--- begin Records supplied ---
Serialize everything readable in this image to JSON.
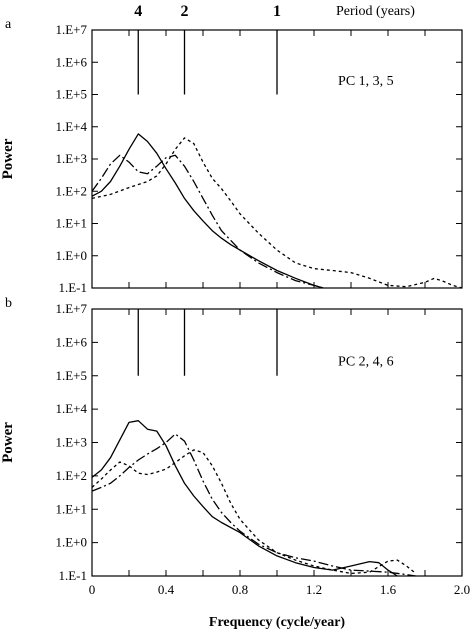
{
  "chart_data": [
    {
      "type": "line",
      "panel_letter": "a",
      "annotation": "PC 1, 3, 5",
      "title": "",
      "ylabel": "Power",
      "xlabel": "",
      "y_scale": "log",
      "xlim": [
        0,
        2.0
      ],
      "ylim": [
        0.1,
        10000000
      ],
      "ytick_labels": [
        "1.E+7",
        "1.E+6",
        "1.E+5",
        "1.E+4",
        "1.E+3",
        "1.E+2",
        "1.E+1",
        "1.E+0",
        "1.E-1"
      ],
      "ytick_values": [
        10000000,
        1000000,
        100000,
        10000,
        1000,
        100,
        10,
        1,
        0.1
      ],
      "top_axis": {
        "label": "Period (years)",
        "ticks": [
          {
            "label": "4",
            "frequency": 0.25
          },
          {
            "label": "2",
            "frequency": 0.5
          },
          {
            "label": "1",
            "frequency": 1.0
          }
        ]
      },
      "period_markers": [
        0.25,
        0.5,
        1.0
      ],
      "marker_range": [
        100000,
        10000000
      ],
      "series": [
        {
          "style": "solid",
          "x": [
            0,
            0.05,
            0.1,
            0.15,
            0.2,
            0.25,
            0.3,
            0.35,
            0.4,
            0.45,
            0.5,
            0.55,
            0.6,
            0.65,
            0.7,
            0.75,
            0.8,
            0.9,
            1.0,
            1.1,
            1.2,
            1.25
          ],
          "y": [
            70,
            100,
            200,
            600,
            2000,
            6000,
            3500,
            1500,
            500,
            180,
            60,
            25,
            12,
            6,
            3.5,
            2.2,
            1.5,
            0.7,
            0.35,
            0.2,
            0.12,
            0.1
          ]
        },
        {
          "style": "long-dash",
          "x": [
            0,
            0.05,
            0.1,
            0.15,
            0.2,
            0.25,
            0.3,
            0.35,
            0.4,
            0.45,
            0.5,
            0.55,
            0.6,
            0.65,
            0.7,
            0.75,
            0.8,
            0.9,
            1.0,
            1.1,
            1.2,
            1.25
          ],
          "y": [
            100,
            250,
            700,
            1300,
            800,
            400,
            350,
            600,
            1100,
            1300,
            600,
            200,
            60,
            18,
            6,
            3,
            1.5,
            0.6,
            0.3,
            0.17,
            0.12,
            0.1
          ]
        },
        {
          "style": "short-dash",
          "x": [
            0,
            0.1,
            0.2,
            0.3,
            0.35,
            0.4,
            0.45,
            0.5,
            0.55,
            0.6,
            0.65,
            0.7,
            0.75,
            0.8,
            0.9,
            1.0,
            1.1,
            1.2,
            1.3,
            1.4,
            1.5,
            1.6,
            1.7,
            1.8,
            1.85,
            1.9,
            1.95,
            2.0
          ],
          "y": [
            60,
            80,
            130,
            200,
            300,
            700,
            2000,
            4500,
            3000,
            800,
            250,
            120,
            50,
            20,
            5,
            1.5,
            0.6,
            0.4,
            0.35,
            0.3,
            0.2,
            0.12,
            0.11,
            0.15,
            0.2,
            0.16,
            0.12,
            0.1
          ]
        }
      ]
    },
    {
      "type": "line",
      "panel_letter": "b",
      "annotation": "PC 2, 4, 6",
      "title": "",
      "ylabel": "Power",
      "xlabel": "Frequency (cycle/year)",
      "y_scale": "log",
      "xlim": [
        0,
        2.0
      ],
      "ylim": [
        0.1,
        10000000
      ],
      "xtick_labels": [
        "0",
        "0.4",
        "0.8",
        "1.2",
        "1.6",
        "2.0"
      ],
      "xtick_values": [
        0,
        0.4,
        0.8,
        1.2,
        1.6,
        2.0
      ],
      "ytick_labels": [
        "1.E+7",
        "1.E+6",
        "1.E+5",
        "1.E+4",
        "1.E+3",
        "1.E+2",
        "1.E+1",
        "1.E+0",
        "1.E-1"
      ],
      "ytick_values": [
        10000000,
        1000000,
        100000,
        10000,
        1000,
        100,
        10,
        1,
        0.1
      ],
      "period_markers": [
        0.25,
        0.5,
        1.0
      ],
      "marker_range": [
        100000,
        10000000
      ],
      "series": [
        {
          "style": "solid",
          "x": [
            0,
            0.05,
            0.1,
            0.15,
            0.2,
            0.25,
            0.3,
            0.35,
            0.4,
            0.45,
            0.5,
            0.55,
            0.6,
            0.65,
            0.7,
            0.8,
            0.9,
            1.0,
            1.1,
            1.2,
            1.3,
            1.4,
            1.5,
            1.55,
            1.6,
            1.65
          ],
          "y": [
            90,
            150,
            350,
            1200,
            4000,
            4500,
            2500,
            2200,
            800,
            200,
            60,
            25,
            12,
            6,
            4,
            2,
            0.8,
            0.4,
            0.25,
            0.18,
            0.15,
            0.2,
            0.27,
            0.25,
            0.15,
            0.1
          ]
        },
        {
          "style": "long-dash",
          "x": [
            0,
            0.05,
            0.1,
            0.15,
            0.2,
            0.25,
            0.3,
            0.35,
            0.4,
            0.45,
            0.5,
            0.55,
            0.6,
            0.65,
            0.7,
            0.75,
            0.8,
            0.9,
            1.0,
            1.1,
            1.2,
            1.3,
            1.4,
            1.5,
            1.6,
            1.7,
            1.75
          ],
          "y": [
            35,
            45,
            60,
            100,
            180,
            300,
            450,
            650,
            1000,
            1800,
            1100,
            300,
            70,
            20,
            8,
            4,
            2.2,
            0.9,
            0.5,
            0.35,
            0.28,
            0.2,
            0.15,
            0.14,
            0.13,
            0.11,
            0.1
          ]
        },
        {
          "style": "short-dash",
          "x": [
            0,
            0.05,
            0.1,
            0.15,
            0.2,
            0.25,
            0.3,
            0.35,
            0.4,
            0.45,
            0.5,
            0.55,
            0.6,
            0.65,
            0.7,
            0.75,
            0.8,
            0.9,
            1.0,
            1.1,
            1.2,
            1.3,
            1.4,
            1.5,
            1.6,
            1.65,
            1.7,
            1.75
          ],
          "y": [
            45,
            80,
            150,
            260,
            200,
            120,
            110,
            130,
            160,
            250,
            400,
            600,
            500,
            200,
            60,
            15,
            5,
            1.2,
            0.5,
            0.3,
            0.2,
            0.15,
            0.12,
            0.13,
            0.28,
            0.3,
            0.2,
            0.12
          ]
        }
      ]
    }
  ]
}
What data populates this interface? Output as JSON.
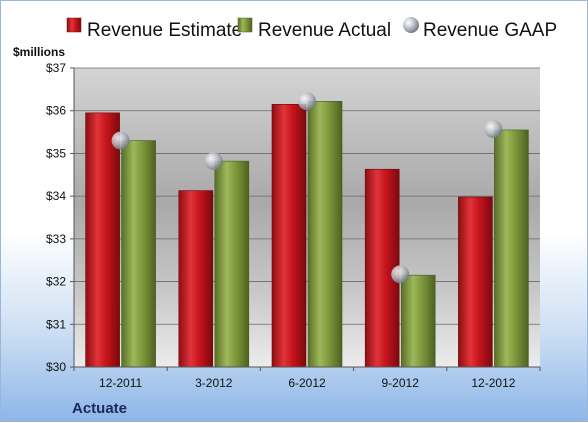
{
  "chart_data": {
    "type": "bar",
    "title": "",
    "company": "Actuate",
    "unit_label": "$millions",
    "categories": [
      "12-2011",
      "3-2012",
      "6-2012",
      "9-2012",
      "12-2012"
    ],
    "series": [
      {
        "name": "Revenue Estimate",
        "kind": "bar",
        "color": "#c8141c",
        "values": [
          35.95,
          34.13,
          36.15,
          34.63,
          33.98
        ]
      },
      {
        "name": "Revenue Actual",
        "kind": "bar",
        "color": "#7f9a3c",
        "values": [
          35.3,
          34.82,
          36.22,
          32.15,
          35.55
        ]
      },
      {
        "name": "Revenue GAAP",
        "kind": "marker",
        "color": "#b8bcc4",
        "values": [
          35.3,
          34.82,
          36.22,
          32.17,
          35.57
        ]
      }
    ],
    "ylim": [
      30,
      37
    ],
    "yticks": [
      "$30",
      "$31",
      "$32",
      "$33",
      "$34",
      "$35",
      "$36",
      "$37"
    ],
    "grid": true,
    "legend_position": "top"
  }
}
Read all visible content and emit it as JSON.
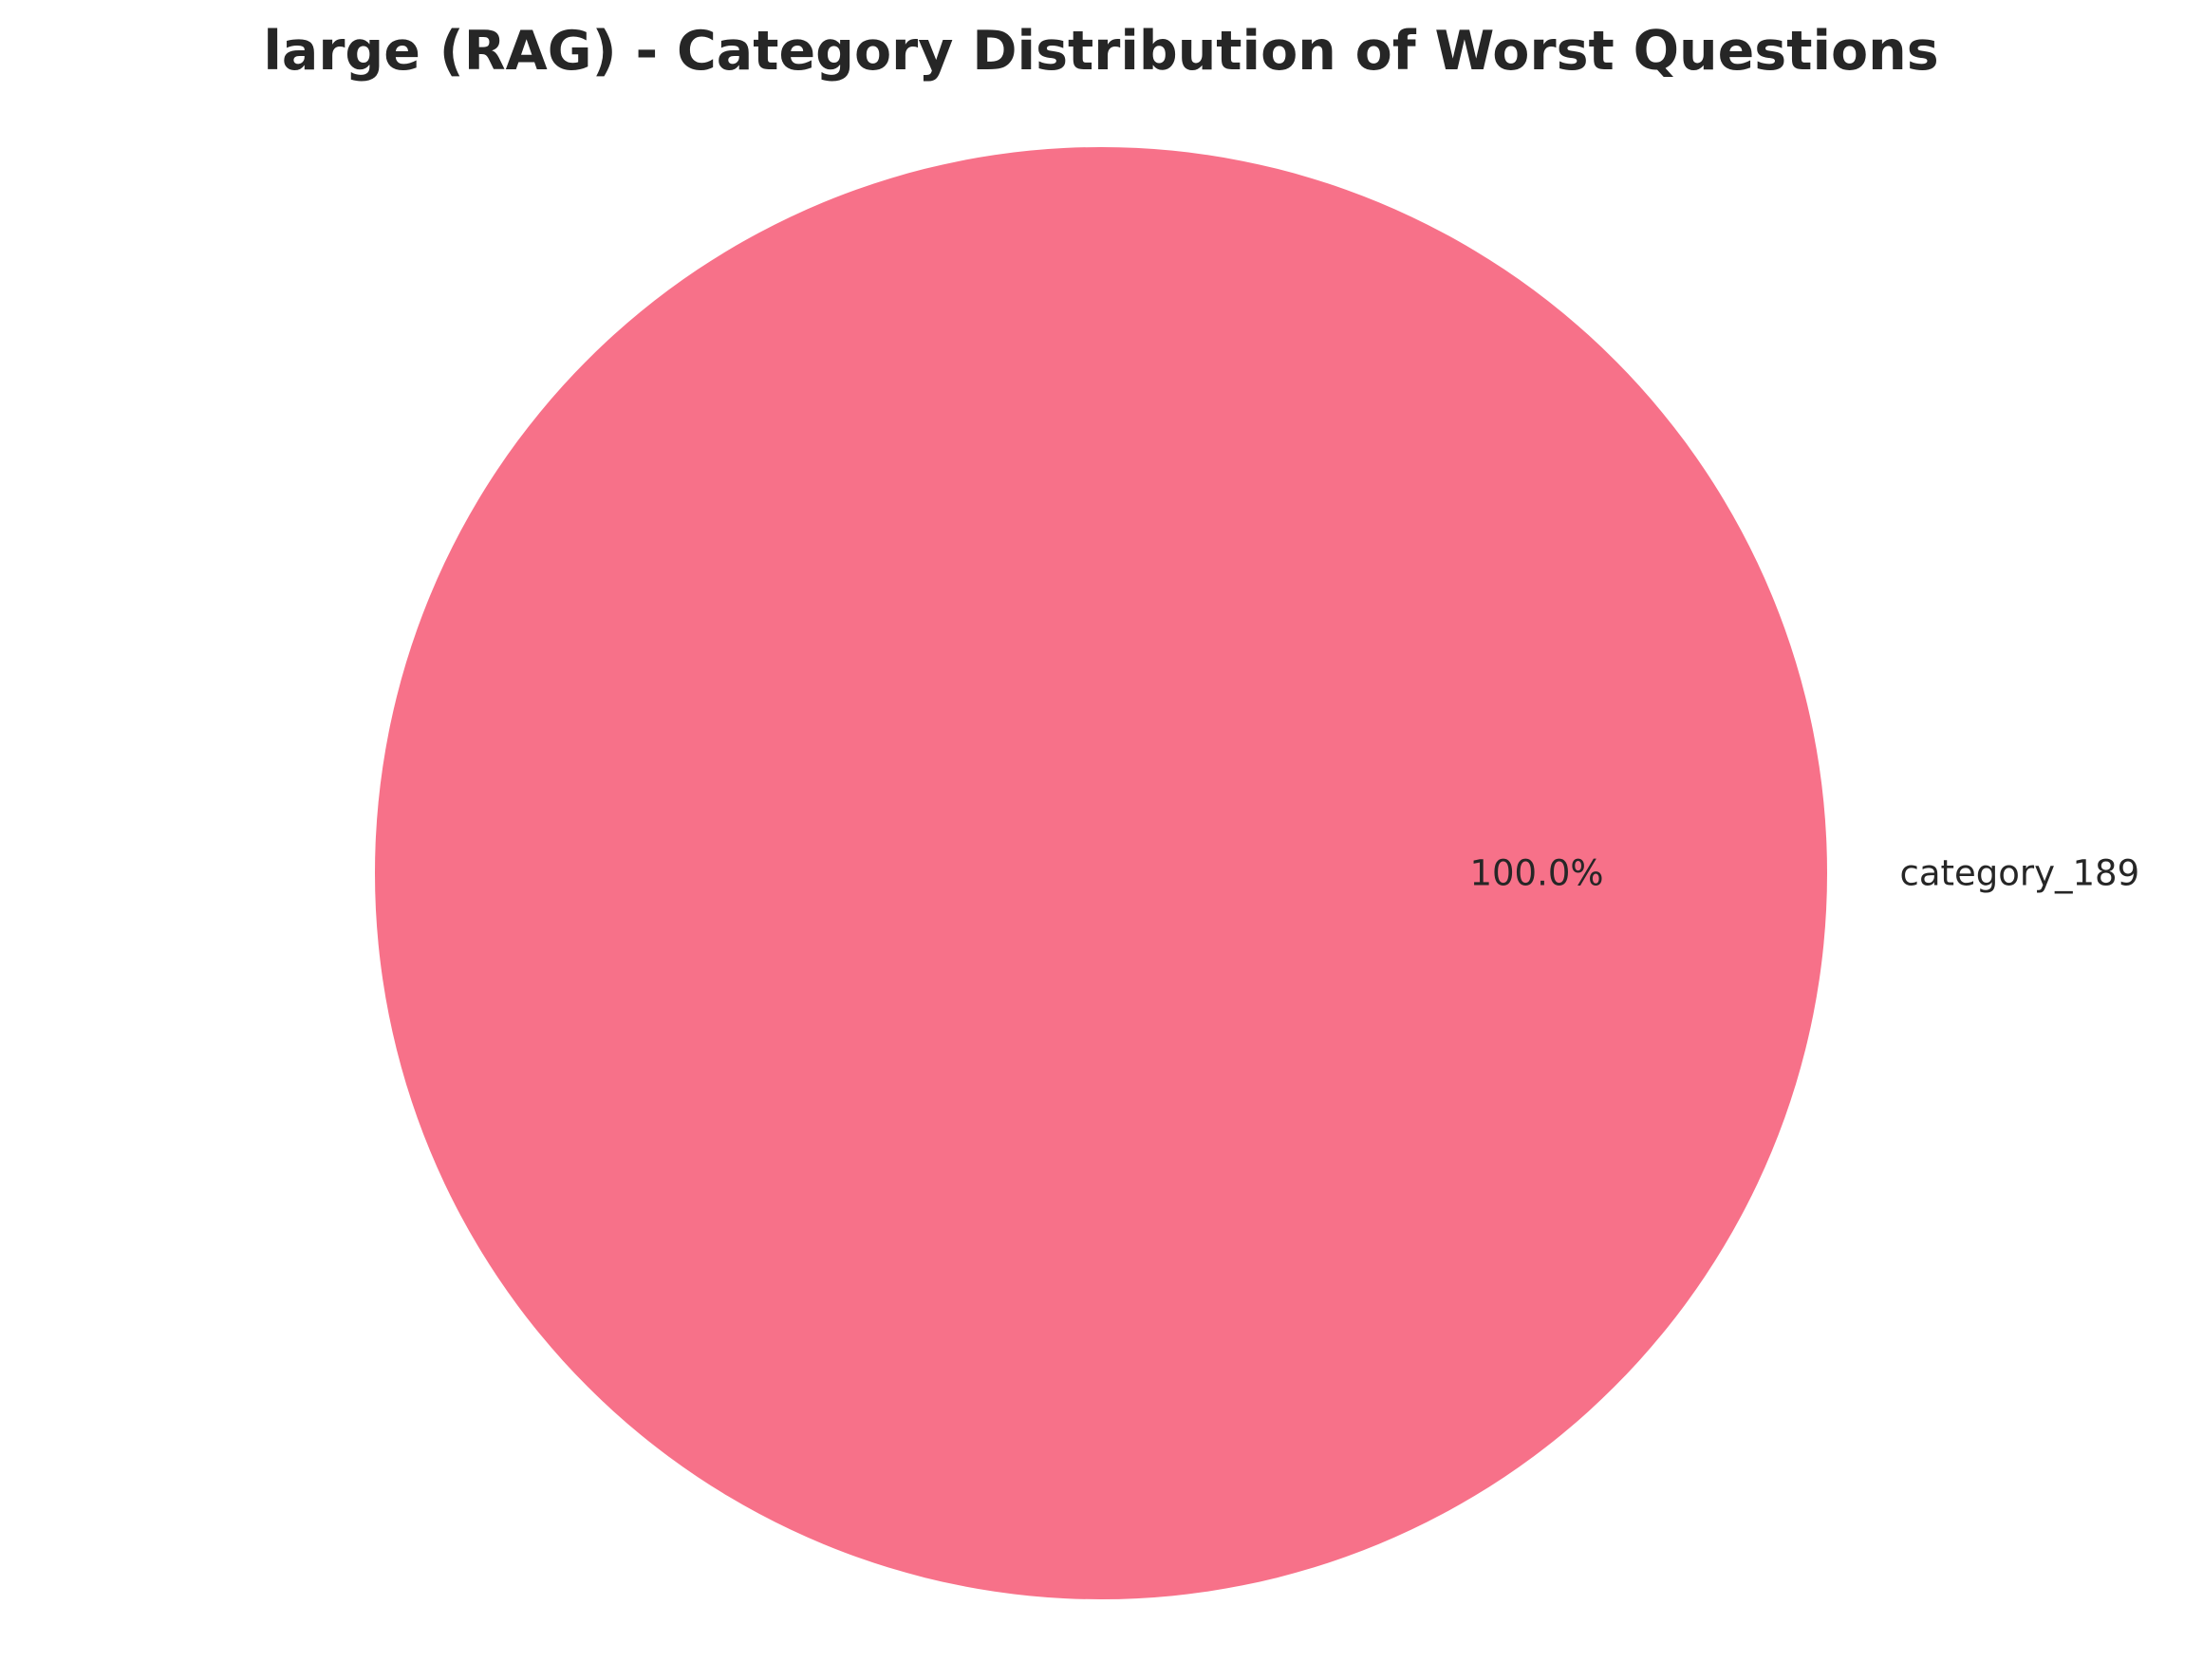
--- end Records supplied ---
Goal:
Pick out every line holding the string "xlabel" and return it.

Solved exercise:
      "xlabel": "",
      "xlabel": "Frequency (cycle/year)",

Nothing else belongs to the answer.